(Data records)
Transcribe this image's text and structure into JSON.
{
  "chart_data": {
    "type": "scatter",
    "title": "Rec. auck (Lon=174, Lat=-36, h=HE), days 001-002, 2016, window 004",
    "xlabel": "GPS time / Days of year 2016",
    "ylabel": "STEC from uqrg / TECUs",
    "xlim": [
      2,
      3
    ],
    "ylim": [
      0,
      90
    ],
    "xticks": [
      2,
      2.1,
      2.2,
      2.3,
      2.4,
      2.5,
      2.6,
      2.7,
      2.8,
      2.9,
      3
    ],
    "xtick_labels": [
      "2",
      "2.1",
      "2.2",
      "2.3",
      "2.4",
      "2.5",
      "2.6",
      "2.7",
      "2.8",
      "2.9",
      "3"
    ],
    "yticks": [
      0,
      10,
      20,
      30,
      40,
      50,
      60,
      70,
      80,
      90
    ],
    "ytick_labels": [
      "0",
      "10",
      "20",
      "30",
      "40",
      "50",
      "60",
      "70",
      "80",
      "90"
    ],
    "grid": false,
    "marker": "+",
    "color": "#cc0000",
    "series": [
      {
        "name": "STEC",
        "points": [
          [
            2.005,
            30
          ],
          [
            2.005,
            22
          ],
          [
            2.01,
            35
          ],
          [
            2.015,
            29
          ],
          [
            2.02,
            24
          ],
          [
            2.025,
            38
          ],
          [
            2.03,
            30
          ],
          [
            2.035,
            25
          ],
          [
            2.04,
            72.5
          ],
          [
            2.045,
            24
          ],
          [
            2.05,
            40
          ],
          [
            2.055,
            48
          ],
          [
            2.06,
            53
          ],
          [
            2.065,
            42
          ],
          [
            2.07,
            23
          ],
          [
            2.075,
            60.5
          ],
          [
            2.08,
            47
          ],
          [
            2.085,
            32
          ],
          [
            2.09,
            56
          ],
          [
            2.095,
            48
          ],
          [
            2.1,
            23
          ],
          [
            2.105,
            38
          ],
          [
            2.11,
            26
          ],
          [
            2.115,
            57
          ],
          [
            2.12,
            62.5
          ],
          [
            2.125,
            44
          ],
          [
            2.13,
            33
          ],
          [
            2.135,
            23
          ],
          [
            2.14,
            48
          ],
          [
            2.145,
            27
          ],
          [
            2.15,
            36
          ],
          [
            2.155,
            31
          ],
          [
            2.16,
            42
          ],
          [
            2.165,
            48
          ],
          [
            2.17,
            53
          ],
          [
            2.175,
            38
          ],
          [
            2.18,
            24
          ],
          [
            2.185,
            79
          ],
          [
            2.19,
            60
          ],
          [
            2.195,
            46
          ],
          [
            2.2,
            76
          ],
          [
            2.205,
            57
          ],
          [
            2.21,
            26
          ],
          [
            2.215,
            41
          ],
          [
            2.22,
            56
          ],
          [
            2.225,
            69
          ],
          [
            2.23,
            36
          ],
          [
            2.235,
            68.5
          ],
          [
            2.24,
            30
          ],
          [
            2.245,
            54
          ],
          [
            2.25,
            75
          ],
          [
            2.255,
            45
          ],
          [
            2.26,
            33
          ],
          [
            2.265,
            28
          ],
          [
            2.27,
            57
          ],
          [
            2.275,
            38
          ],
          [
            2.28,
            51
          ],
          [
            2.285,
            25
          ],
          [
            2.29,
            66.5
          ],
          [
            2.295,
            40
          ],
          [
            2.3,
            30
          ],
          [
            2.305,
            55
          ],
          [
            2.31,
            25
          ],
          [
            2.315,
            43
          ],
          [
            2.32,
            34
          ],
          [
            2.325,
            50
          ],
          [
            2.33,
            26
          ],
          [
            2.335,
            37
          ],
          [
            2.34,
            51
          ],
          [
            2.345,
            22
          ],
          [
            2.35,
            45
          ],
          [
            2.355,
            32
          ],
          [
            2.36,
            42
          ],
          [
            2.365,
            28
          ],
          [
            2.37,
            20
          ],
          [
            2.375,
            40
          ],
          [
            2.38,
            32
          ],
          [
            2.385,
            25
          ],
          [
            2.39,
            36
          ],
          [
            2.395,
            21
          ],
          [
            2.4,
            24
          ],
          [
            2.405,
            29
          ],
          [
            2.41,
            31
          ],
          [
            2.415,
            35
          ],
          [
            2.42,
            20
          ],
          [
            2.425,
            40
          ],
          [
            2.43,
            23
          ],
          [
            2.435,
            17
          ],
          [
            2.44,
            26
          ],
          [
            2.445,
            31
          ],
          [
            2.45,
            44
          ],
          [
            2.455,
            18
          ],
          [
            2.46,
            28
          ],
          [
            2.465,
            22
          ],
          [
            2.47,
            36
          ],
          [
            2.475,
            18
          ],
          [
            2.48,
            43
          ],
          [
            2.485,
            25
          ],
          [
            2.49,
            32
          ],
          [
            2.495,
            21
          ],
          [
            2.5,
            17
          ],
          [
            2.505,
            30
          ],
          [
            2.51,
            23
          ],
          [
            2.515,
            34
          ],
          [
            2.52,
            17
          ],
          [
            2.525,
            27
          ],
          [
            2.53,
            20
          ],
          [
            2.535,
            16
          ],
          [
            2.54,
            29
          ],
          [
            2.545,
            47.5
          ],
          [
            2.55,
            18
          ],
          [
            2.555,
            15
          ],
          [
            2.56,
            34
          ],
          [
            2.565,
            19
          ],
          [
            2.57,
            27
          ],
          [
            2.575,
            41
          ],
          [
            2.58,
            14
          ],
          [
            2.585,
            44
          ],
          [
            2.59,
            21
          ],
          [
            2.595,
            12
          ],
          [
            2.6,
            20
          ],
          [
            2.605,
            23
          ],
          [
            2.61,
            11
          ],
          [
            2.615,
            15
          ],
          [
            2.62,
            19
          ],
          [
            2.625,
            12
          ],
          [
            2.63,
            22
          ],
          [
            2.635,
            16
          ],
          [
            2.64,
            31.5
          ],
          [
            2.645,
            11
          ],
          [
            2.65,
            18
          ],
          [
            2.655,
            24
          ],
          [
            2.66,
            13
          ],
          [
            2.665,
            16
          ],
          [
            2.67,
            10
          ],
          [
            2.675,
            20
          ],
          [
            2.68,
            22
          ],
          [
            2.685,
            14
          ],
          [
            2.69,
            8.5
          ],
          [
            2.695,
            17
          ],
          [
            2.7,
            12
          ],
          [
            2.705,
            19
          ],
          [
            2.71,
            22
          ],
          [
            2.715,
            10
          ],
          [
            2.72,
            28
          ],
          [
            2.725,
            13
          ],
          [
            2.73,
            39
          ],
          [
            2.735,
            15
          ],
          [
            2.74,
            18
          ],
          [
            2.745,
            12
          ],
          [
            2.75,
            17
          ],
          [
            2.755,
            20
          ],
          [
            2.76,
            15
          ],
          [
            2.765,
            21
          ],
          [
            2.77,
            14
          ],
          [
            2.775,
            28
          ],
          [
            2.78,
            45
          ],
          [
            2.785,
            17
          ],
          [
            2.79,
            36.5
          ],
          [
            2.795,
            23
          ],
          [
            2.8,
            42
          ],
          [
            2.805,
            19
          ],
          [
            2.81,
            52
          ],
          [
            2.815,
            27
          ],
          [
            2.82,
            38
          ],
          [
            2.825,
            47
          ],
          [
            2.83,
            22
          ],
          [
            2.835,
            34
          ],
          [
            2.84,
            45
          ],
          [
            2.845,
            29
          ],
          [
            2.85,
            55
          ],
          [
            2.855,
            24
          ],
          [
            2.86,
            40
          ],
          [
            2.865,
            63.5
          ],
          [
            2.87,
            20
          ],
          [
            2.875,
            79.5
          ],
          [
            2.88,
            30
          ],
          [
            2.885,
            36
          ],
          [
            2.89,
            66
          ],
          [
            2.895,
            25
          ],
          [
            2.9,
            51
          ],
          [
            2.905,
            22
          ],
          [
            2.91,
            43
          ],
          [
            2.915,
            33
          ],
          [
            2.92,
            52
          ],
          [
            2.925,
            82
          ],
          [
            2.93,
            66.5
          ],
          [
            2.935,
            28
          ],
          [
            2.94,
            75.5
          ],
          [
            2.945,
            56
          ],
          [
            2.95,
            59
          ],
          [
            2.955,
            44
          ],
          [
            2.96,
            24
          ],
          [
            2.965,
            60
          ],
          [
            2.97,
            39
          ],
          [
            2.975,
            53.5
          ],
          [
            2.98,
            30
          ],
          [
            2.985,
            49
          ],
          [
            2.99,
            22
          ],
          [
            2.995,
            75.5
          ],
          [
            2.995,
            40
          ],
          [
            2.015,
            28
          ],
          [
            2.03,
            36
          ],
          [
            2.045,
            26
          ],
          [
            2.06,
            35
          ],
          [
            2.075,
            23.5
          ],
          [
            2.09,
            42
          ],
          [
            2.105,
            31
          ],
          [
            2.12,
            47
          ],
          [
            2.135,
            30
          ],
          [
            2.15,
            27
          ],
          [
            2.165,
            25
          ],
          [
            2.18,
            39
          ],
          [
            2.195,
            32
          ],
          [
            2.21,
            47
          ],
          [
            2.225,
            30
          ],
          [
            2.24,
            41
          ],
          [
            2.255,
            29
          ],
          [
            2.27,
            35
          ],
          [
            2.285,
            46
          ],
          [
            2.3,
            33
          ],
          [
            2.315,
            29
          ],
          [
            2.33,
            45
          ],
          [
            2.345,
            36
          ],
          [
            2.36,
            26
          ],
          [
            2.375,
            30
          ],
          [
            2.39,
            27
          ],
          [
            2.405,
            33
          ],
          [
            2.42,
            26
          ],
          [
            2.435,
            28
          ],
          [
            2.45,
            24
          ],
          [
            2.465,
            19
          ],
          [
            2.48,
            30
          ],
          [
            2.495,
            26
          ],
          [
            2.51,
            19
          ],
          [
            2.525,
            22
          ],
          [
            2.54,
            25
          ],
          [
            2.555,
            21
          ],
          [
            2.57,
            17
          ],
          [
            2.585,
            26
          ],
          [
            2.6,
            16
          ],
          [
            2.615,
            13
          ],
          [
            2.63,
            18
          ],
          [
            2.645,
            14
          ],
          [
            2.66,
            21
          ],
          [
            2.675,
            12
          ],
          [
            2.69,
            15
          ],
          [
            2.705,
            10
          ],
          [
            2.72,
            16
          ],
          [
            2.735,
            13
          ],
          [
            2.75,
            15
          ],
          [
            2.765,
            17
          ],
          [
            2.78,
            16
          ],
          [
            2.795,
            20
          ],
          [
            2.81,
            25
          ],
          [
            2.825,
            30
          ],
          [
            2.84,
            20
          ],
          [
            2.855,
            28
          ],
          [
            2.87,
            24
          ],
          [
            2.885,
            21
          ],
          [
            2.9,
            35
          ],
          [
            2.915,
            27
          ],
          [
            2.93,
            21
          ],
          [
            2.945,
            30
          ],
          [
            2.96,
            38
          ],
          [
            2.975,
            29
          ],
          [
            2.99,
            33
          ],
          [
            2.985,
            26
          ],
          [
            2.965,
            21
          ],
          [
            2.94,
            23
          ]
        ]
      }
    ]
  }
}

WRITTEN INSTRUCTION: Gather from the entries above all lines that include the string "STEC".

EXERCISE RESULT:
    "ylabel": "STEC from uqrg / TECUs",
        "name": "STEC",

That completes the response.